--- WHAT YOU SHOULD DO ---
Where a line of the material contains the string "this", copy that line.
-- EXERCISE INPUTS start --
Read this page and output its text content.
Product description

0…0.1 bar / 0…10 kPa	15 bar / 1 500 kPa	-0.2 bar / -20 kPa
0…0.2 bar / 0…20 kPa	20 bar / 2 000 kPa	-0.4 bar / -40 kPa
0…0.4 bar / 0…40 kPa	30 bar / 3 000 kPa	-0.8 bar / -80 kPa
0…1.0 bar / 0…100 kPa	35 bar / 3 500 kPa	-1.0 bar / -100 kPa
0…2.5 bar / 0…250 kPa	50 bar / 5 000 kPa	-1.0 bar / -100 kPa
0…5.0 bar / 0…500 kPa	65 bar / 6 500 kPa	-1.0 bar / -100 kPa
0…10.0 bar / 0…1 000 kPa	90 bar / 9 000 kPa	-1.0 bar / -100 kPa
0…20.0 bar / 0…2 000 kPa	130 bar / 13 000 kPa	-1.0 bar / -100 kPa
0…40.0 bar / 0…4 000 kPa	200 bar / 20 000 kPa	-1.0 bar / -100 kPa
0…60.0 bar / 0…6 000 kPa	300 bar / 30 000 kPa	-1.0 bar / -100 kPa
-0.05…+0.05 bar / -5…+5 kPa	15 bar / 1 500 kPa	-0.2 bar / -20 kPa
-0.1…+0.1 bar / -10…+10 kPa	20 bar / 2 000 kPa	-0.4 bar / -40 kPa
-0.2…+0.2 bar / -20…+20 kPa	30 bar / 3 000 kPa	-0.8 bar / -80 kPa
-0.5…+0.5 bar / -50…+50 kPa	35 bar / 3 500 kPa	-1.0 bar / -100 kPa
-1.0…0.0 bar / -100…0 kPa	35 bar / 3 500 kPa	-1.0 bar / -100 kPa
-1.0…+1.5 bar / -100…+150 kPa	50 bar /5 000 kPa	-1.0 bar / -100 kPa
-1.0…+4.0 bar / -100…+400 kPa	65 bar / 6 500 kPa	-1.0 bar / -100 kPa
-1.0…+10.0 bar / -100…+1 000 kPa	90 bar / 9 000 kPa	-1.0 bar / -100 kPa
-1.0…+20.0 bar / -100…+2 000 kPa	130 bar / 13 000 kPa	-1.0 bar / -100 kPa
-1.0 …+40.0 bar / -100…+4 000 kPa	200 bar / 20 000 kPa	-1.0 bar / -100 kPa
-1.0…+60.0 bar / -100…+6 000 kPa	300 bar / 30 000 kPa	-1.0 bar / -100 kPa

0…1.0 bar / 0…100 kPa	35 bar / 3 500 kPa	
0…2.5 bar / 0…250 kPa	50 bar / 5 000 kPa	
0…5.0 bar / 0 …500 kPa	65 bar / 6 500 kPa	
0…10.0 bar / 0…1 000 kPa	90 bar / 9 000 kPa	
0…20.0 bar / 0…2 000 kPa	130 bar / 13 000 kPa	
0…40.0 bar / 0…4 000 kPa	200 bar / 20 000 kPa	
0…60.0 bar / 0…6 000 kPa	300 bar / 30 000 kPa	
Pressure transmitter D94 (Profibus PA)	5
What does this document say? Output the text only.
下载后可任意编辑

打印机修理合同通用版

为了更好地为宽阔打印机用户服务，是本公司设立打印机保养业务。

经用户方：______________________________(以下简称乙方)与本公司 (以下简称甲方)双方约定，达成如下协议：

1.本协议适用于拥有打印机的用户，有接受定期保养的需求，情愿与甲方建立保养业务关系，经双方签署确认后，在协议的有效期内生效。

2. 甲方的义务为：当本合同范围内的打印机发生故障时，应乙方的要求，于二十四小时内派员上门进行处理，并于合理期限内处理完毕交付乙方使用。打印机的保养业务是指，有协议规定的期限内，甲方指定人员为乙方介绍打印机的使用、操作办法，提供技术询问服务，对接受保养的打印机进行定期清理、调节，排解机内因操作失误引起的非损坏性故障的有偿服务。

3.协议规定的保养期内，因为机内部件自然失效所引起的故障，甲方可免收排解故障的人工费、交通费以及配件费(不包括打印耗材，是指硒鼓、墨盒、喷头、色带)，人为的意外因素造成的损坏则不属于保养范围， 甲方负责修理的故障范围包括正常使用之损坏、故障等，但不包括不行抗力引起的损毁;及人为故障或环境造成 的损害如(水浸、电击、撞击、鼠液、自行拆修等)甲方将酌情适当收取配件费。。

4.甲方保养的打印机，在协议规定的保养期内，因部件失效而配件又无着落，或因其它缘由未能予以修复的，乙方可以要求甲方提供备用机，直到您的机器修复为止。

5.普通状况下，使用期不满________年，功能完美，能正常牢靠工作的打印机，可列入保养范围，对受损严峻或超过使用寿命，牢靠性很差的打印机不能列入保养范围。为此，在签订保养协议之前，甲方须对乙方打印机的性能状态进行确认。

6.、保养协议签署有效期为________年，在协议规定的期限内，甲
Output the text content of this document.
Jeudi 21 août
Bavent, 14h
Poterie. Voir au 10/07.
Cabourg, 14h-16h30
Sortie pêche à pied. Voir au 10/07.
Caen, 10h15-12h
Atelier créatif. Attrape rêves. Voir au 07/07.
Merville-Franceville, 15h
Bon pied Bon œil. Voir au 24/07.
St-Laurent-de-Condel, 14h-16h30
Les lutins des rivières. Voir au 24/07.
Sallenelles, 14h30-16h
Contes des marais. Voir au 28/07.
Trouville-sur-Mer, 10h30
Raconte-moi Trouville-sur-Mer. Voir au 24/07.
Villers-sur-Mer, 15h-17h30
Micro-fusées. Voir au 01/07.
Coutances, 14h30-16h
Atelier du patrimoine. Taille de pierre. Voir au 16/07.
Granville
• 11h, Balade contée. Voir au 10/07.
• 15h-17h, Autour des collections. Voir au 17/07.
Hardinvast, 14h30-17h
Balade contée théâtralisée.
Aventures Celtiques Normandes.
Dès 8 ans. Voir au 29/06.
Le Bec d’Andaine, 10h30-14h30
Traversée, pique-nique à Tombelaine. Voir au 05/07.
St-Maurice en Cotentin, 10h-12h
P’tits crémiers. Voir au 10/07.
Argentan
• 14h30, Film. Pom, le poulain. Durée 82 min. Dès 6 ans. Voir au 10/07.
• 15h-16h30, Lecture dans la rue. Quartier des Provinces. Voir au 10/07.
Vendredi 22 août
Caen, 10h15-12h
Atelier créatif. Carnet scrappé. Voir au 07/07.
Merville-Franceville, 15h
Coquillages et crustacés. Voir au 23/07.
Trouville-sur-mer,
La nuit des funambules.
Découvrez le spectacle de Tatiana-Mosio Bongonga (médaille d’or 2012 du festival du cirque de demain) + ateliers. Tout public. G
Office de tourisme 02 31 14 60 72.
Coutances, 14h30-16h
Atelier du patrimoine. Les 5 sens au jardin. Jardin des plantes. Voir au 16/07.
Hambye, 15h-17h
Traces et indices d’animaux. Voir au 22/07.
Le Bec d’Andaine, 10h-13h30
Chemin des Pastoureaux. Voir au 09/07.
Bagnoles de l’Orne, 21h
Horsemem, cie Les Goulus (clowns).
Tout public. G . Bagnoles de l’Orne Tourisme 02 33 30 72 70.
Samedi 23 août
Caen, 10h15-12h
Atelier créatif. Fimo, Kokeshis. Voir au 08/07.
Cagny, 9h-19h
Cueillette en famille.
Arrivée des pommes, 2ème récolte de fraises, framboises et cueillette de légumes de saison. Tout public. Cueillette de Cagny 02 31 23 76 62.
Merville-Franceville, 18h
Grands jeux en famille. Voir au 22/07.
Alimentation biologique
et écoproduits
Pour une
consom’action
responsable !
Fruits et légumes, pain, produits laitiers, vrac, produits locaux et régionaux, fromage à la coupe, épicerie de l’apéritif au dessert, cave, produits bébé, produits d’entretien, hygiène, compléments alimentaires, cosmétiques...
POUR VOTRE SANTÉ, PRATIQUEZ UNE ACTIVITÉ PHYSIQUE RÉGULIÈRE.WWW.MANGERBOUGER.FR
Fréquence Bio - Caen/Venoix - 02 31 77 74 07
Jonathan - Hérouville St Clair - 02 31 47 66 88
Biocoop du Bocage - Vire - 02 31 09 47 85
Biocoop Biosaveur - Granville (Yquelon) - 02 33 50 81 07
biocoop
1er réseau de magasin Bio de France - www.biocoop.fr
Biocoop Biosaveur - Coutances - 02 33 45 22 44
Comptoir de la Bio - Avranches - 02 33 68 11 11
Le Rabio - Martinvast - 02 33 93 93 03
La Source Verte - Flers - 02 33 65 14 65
-- EXERCISE INPUTS end --
--- SOLUTION ---
Read this page and output its text content.
What does this document say? Output the text only.
Output the text content of this document.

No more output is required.